## Start Data
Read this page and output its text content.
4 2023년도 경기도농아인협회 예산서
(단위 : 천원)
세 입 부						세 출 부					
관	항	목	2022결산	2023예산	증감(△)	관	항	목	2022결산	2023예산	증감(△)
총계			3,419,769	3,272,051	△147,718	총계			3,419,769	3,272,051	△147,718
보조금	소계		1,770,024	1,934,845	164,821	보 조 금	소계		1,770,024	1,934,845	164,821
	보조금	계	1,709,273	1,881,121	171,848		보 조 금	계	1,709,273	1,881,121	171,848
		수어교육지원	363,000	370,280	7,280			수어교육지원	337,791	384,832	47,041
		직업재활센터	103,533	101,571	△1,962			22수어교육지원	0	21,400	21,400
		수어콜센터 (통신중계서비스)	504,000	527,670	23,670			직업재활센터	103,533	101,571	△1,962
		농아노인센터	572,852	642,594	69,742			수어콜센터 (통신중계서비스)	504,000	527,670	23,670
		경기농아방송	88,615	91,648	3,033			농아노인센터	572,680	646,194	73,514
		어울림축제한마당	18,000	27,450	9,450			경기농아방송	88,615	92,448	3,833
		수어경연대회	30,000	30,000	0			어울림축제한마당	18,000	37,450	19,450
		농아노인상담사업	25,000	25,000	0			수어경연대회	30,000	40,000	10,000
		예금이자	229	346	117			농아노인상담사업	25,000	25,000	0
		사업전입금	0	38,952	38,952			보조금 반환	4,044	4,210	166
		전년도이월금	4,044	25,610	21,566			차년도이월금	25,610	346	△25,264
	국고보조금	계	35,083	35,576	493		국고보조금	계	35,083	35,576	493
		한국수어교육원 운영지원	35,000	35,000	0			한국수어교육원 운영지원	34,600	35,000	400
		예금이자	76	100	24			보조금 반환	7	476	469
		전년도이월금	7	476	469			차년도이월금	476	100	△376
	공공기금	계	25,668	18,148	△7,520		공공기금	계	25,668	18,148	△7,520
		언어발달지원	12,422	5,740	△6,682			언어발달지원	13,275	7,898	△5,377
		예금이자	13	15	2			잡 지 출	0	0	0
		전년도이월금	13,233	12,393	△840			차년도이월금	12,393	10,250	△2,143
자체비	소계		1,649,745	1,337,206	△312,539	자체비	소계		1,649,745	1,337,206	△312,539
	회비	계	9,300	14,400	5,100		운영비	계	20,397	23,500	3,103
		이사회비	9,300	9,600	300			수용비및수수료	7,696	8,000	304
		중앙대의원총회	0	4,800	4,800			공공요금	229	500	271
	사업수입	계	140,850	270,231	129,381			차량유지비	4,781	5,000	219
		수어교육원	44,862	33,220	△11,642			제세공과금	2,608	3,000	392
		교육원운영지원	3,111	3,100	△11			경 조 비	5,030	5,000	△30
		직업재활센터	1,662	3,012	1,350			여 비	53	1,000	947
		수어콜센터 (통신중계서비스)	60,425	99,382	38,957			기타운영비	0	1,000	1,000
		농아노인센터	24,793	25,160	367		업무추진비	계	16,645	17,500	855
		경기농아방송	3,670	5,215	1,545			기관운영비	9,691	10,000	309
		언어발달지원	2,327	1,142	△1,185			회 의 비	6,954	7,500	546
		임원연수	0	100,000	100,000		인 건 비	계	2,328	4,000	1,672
## End Data
* Objective *
Nothing should be left out: return all of the records exactly.

* Result of the exercise *
Read this page and output its text content.
4 2023년도 경기도농아인협회 예산서
(단위 : 천원)
세 입 부						세 출 부					
관	항	목	2022결산	2023예산	증감(△)	관	항	목	2022결산	2023예산	증감(△)
총계			3,419,769	3,272,051	△147,718	총계			3,419,769	3,272,051	△147,718
보조금	소계		1,770,024	1,934,845	164,821	보 조 금	소계		1,770,024	1,934,845	164,821
	보조금	계	1,709,273	1,881,121	171,848		보 조 금	계	1,709,273	1,881,121	171,848
		수어교육지원	363,000	370,280	7,280			수어교육지원	337,791	384,832	47,041
		직업재활센터	103,533	101,571	△1,962			22수어교육지원	0	21,400	21,400
		수어콜센터 (통신중계서비스)	504,000	527,670	23,670			직업재활센터	103,533	101,571	△1,962
		농아노인센터	572,852	642,594	69,742			수어콜센터 (통신중계서비스)	504,000	527,670	23,670
		경기농아방송	88,615	91,648	3,033			농아노인센터	572,680	646,194	73,514
		어울림축제한마당	18,000	27,450	9,450			경기농아방송	88,615	92,448	3,833
		수어경연대회	30,000	30,000	0			어울림축제한마당	18,000	37,450	19,450
		농아노인상담사업	25,000	25,000	0			수어경연대회	30,000	40,000	10,000
		예금이자	229	346	117			농아노인상담사업	25,000	25,000	0
		사업전입금	0	38,952	38,952			보조금 반환	4,044	4,210	166
		전년도이월금	4,044	25,610	21,566			차년도이월금	25,610	346	△25,264
	국고보조금	계	35,083	35,576	493		국고보조금	계	35,083	35,576	493
		한국수어교육원 운영지원	35,000	35,000	0			한국수어교육원 운영지원	34,600	35,000	400
		예금이자	76	100	24			보조금 반환	7	476	469
		전년도이월금	7	476	469			차년도이월금	476	100	△376
	공공기금	계	25,668	18,148	△7,520		공공기금	계	25,668	18,148	△7,520
		언어발달지원	12,422	5,740	△6,682			언어발달지원	13,275	7,898	△5,377
		예금이자	13	15	2			잡 지 출	0	0	0
		전년도이월금	13,233	12,393	△840			차년도이월금	12,393	10,250	△2,143
자체비	소계		1,649,745	1,337,206	△312,539	자체비	소계		1,649,745	1,337,206	△312,539
	회비	계	9,300	14,400	5,100		운영비	계	20,397	23,500	3,103
		이사회비	9,300	9,600	300			수용비및수수료	7,696	8,000	304
		중앙대의원총회	0	4,800	4,800			공공요금	229	500	271
	사업수입	계	140,850	270,231	129,381			차량유지비	4,781	5,000	219
		수어교육원	44,862	33,220	△11,642			제세공과금	2,608	3,000	392
		교육원운영지원	3,111	3,100	△11			경 조 비	5,030	5,000	△30
		직업재활센터	1,662	3,012	1,350			여 비	53	1,000	947
		수어콜센터 (통신중계서비스)	60,425	99,382	38,957			기타운영비	0	1,000	1,000
		농아노인센터	24,793	25,160	367		업무추진비	계	16,645	17,500	855
		경기농아방송	3,670	5,215	1,545			기관운영비	9,691	10,000	309
		언어발달지원	2,327	1,142	△1,185			회 의 비	6,954	7,500	546
		임원연수	0	100,000	100,000		인 건 비	계	2,328	4,000	1,672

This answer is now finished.